→ The task
Copy every line of the listing exactly.

→ Records provided
-- start --

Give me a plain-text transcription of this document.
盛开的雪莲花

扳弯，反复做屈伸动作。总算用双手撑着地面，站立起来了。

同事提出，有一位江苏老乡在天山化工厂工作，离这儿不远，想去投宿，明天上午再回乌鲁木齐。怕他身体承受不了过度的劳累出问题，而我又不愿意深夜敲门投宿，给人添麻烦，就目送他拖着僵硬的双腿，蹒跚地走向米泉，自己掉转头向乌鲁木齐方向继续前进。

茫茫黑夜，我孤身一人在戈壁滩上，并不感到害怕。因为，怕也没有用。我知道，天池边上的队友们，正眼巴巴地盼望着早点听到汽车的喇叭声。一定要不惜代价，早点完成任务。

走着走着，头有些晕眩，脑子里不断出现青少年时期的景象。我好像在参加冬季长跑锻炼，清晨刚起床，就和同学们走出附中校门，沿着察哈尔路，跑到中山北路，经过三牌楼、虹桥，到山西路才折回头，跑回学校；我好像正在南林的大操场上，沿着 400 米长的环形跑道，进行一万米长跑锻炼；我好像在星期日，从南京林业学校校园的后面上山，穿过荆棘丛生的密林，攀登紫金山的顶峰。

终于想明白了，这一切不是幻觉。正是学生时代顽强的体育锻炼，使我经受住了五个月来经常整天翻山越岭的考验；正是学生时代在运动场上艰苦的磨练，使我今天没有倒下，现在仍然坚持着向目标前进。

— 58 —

-- end --

→ Final answer
Give me a plain-text transcription of this document.
盛开的雪莲花

扳弯，反复做屈伸动作。总算用双手撑着地面，站立起来了。

同事提出，有一位江苏老乡在天山化工厂工作，离这儿不远，想去投宿，明天上午再回乌鲁木齐。怕他身体承受不了过度的劳累出问题，而我又不愿意深夜敲门投宿，给人添麻烦，就目送他拖着僵硬的双腿，蹒跚地走向米泉，自己掉转头向乌鲁木齐方向继续前进。

茫茫黑夜，我孤身一人在戈壁滩上，并不感到害怕。因为，怕也没有用。我知道，天池边上的队友们，正眼巴巴地盼望着早点听到汽车的喇叭声。一定要不惜代价，早点完成任务。

走着走着，头有些晕眩，脑子里不断出现青少年时期的景象。我好像在参加冬季长跑锻炼，清晨刚起床，就和同学们走出附中校门，沿着察哈尔路，跑到中山北路，经过三牌楼、虹桥，到山西路才折回头，跑回学校；我好像正在南林的大操场上，沿着 400 米长的环形跑道，进行一万米长跑锻炼；我好像在星期日，从南京林业学校校园的后面上山，穿过荆棘丛生的密林，攀登紫金山的顶峰。

终于想明白了，这一切不是幻觉。正是学生时代顽强的体育锻炼，使我经受住了五个月来经常整天翻山越岭的考验；正是学生时代在运动场上艰苦的磨练，使我今天没有倒下，现在仍然坚持着向目标前进。

— 58 —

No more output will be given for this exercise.